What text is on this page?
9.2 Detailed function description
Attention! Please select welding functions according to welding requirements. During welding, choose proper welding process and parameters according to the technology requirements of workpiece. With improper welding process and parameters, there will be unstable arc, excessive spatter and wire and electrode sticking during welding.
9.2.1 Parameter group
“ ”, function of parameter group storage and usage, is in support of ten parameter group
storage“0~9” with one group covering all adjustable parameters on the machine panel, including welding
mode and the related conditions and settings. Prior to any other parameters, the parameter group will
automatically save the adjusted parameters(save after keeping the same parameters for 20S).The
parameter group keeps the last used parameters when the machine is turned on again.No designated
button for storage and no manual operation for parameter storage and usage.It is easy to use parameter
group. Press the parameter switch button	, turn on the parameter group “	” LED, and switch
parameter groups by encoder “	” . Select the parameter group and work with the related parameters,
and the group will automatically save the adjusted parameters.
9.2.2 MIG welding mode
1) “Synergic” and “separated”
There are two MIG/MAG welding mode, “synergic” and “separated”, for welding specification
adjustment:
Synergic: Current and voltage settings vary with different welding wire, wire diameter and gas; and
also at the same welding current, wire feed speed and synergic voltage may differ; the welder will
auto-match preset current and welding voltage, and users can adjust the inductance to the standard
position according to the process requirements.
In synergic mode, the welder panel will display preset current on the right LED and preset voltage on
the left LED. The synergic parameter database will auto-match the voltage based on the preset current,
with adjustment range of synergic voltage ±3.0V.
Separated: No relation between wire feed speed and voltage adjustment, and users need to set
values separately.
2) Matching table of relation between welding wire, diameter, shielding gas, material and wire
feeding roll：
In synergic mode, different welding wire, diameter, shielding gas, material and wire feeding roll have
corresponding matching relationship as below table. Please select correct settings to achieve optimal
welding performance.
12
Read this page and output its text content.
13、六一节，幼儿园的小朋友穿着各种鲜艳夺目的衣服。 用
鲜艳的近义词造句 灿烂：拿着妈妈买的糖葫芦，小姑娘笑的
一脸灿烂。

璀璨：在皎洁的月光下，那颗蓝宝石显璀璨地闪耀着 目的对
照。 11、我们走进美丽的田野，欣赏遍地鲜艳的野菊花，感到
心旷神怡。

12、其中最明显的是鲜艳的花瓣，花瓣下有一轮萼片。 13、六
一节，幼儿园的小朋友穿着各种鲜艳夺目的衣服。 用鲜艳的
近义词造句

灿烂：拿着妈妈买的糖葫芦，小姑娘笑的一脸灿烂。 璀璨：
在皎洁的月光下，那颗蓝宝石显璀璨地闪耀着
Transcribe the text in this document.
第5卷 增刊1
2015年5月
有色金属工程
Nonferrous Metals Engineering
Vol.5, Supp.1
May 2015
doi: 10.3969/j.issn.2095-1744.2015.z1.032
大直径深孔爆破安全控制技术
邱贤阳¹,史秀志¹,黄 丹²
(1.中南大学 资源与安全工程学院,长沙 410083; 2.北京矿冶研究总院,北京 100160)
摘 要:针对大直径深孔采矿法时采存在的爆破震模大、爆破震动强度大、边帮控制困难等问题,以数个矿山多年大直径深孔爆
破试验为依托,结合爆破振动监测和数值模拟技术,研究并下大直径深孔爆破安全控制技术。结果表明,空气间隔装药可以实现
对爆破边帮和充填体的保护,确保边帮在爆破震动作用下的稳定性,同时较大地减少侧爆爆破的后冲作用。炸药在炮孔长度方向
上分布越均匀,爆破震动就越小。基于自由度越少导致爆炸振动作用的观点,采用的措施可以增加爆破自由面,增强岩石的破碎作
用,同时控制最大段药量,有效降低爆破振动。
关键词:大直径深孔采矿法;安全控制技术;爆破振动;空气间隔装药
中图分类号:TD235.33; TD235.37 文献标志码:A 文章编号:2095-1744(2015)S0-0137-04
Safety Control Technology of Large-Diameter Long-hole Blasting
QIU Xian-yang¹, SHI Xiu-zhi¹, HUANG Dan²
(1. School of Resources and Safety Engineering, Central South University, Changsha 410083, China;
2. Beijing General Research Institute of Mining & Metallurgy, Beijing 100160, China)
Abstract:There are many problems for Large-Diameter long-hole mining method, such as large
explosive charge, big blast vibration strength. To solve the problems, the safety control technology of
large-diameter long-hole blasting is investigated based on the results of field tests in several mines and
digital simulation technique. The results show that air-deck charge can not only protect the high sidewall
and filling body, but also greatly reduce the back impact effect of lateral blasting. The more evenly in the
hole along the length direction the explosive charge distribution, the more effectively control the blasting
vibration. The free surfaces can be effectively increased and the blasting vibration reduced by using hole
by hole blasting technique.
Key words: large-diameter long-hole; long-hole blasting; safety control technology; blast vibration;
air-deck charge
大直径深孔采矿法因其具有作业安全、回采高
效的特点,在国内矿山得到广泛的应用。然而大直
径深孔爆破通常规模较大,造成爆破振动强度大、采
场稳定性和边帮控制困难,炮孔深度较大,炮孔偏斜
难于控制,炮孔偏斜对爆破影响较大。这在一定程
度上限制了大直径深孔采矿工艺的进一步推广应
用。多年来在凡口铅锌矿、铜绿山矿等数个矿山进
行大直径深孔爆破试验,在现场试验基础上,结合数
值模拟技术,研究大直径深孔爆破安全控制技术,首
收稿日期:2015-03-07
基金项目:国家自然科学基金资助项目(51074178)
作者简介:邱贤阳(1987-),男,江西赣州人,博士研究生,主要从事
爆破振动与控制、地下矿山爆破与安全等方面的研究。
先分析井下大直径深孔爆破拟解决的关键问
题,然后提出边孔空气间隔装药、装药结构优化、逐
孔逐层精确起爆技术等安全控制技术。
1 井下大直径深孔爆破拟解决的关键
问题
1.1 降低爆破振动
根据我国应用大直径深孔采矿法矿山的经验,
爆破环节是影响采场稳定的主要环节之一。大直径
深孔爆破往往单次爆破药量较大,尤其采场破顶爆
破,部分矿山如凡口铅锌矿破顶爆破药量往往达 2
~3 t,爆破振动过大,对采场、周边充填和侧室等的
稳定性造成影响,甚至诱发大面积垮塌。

▬▬▬▬▬▬

### [WHAT THIS TASK INVOLVES]
Pick out each line above that includes "automatically" and show it.

### [EXERCISE ANSWER]
automatically save the adjusted parameters(save after keeping the same parameters for 20S).The
and the group will automatically save the adjusted parameters.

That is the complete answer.